### Set exercise
Quote every line of the items below verbatim, leaving out the pictures.

### Source material
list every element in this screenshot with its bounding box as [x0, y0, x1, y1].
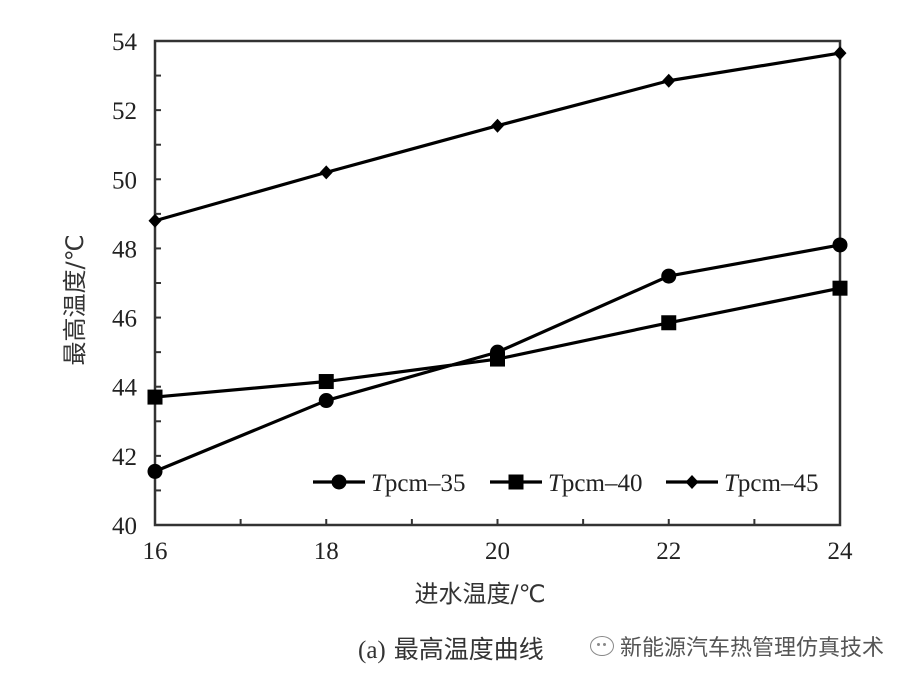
circle-marker — [331, 474, 347, 490]
legend-item: Tpcm–40 — [490, 470, 642, 497]
x-tick-label: 24 — [828, 538, 854, 565]
square-marker — [508, 474, 524, 490]
square-marker — [832, 280, 848, 296]
y-tick-label: 42 — [112, 444, 137, 471]
x-tick-label: 16 — [143, 538, 168, 565]
legend-item: Tpcm–35 — [313, 470, 465, 497]
y-tick-label: 50 — [112, 167, 137, 194]
diamond-marker — [319, 165, 333, 180]
circle-marker — [147, 463, 163, 479]
circle-marker — [318, 393, 334, 409]
square-marker — [490, 351, 505, 367]
series-line — [154, 286, 841, 399]
legend-label: Tpcm–45 — [724, 470, 818, 497]
diamond-marker — [148, 213, 162, 228]
square-marker — [661, 315, 677, 331]
legend-item: Tpcm–45 — [666, 470, 818, 497]
y-tick-label: 40 — [112, 513, 137, 540]
x-axis-title: 进水温度/℃ — [414, 580, 545, 608]
y-tick-label: 44 — [112, 375, 138, 402]
y-tick-label: 54 — [112, 29, 138, 56]
x-tick-label: 18 — [314, 538, 339, 565]
x-tick-label: 20 — [485, 538, 510, 565]
plot-series — [147, 46, 848, 479]
wechat-icon — [590, 636, 614, 656]
legend: Tpcm–35 Tpcm–40 Tpcm–45 — [313, 470, 818, 497]
series-line — [154, 51, 841, 223]
series-square — [147, 280, 848, 405]
diamond-marker — [491, 118, 504, 133]
diamond-marker — [662, 73, 676, 88]
caption-text: 最高温度曲线 — [393, 635, 544, 664]
y-tick-label: 48 — [112, 236, 137, 263]
circle-marker — [661, 268, 677, 284]
y-axis-title: 最高温度/℃ — [61, 234, 89, 365]
watermark-text: 新能源汽车热管理仿真技术 — [620, 636, 885, 661]
circle-marker — [832, 237, 848, 253]
y-tick-label: 46 — [112, 306, 137, 333]
caption-label: (a) — [358, 637, 386, 664]
legend-label: Tpcm–40 — [548, 470, 642, 497]
figure-caption: (a) 最高温度曲线 — [358, 630, 544, 666]
x-tick-label: 22 — [656, 538, 681, 565]
square-marker — [318, 374, 334, 390]
diamond-marker — [685, 475, 699, 489]
plot-frame — [153, 39, 842, 527]
square-marker — [147, 389, 163, 405]
diamond-marker — [833, 46, 847, 61]
plot-axes: 40 42 44 46 48 50 52 54 16 18 20 22 24 — [112, 29, 853, 565]
series-diamond — [148, 46, 847, 228]
y-tick-label: 52 — [112, 98, 137, 125]
legend-label: Tpcm–35 — [371, 470, 465, 497]
watermark: 新能源汽车热管理仿真技术 — [590, 630, 884, 662]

### Result for this exercise
list every element in this screenshot with its bounding box as [x0, y0, x1, y1].
circle-marker — [331, 474, 347, 490]
legend-item: Tpcm–40 — [490, 470, 642, 497]
x-tick-label: 24 — [828, 538, 854, 565]
square-marker — [508, 474, 524, 490]
square-marker — [832, 280, 848, 296]
y-tick-label: 42 — [112, 444, 137, 471]
x-tick-label: 16 — [143, 538, 168, 565]
legend-item: Tpcm–35 — [313, 470, 465, 497]
y-tick-label: 50 — [112, 167, 137, 194]
diamond-marker — [319, 165, 333, 180]
circle-marker — [147, 463, 163, 479]
circle-marker — [318, 393, 334, 409]
square-marker — [490, 351, 505, 367]
series-line — [154, 286, 841, 399]
legend-label: Tpcm–45 — [724, 470, 818, 497]
diamond-marker — [148, 213, 162, 228]
square-marker — [661, 315, 677, 331]
legend-item: Tpcm–45 — [666, 470, 818, 497]
y-tick-label: 40 — [112, 513, 137, 540]
x-axis-title: 进水温度/℃ — [414, 580, 545, 608]
y-tick-label: 44 — [112, 375, 138, 402]
y-tick-label: 54 — [112, 29, 138, 56]
x-tick-label: 18 — [314, 538, 339, 565]
x-tick-label: 20 — [485, 538, 510, 565]
plot-series — [147, 46, 848, 479]
wechat-icon — [590, 636, 614, 656]
legend: Tpcm–35 Tpcm–40 Tpcm–45 — [313, 470, 818, 497]
series-line — [154, 51, 841, 223]
series-square — [147, 280, 848, 405]
diamond-marker — [491, 118, 504, 133]
diamond-marker — [662, 73, 676, 88]
caption-text: 最高温度曲线 — [393, 635, 544, 664]
y-tick-label: 48 — [112, 236, 137, 263]
circle-marker — [661, 268, 677, 284]
y-axis-title: 最高温度/℃ — [61, 234, 89, 365]
watermark-text: 新能源汽车热管理仿真技术 — [620, 636, 885, 661]
circle-marker — [832, 237, 848, 253]
y-tick-label: 46 — [112, 306, 137, 333]
caption-label: (a) — [358, 637, 386, 664]
legend-label: Tpcm–40 — [548, 470, 642, 497]
figure-caption: (a) 最高温度曲线 — [358, 630, 544, 666]
x-tick-label: 22 — [656, 538, 681, 565]
square-marker — [318, 374, 334, 390]
diamond-marker — [685, 475, 699, 489]
plot-frame — [153, 39, 842, 527]
square-marker — [147, 389, 163, 405]
diamond-marker — [833, 46, 847, 61]
plot-axes: 40 42 44 46 48 50 52 54 16 18 20 22 24 — [112, 29, 853, 565]
series-diamond — [148, 46, 847, 228]
y-tick-label: 52 — [112, 98, 137, 125]
legend-label: Tpcm–35 — [371, 470, 465, 497]
watermark: 新能源汽车热管理仿真技术 — [590, 630, 884, 662]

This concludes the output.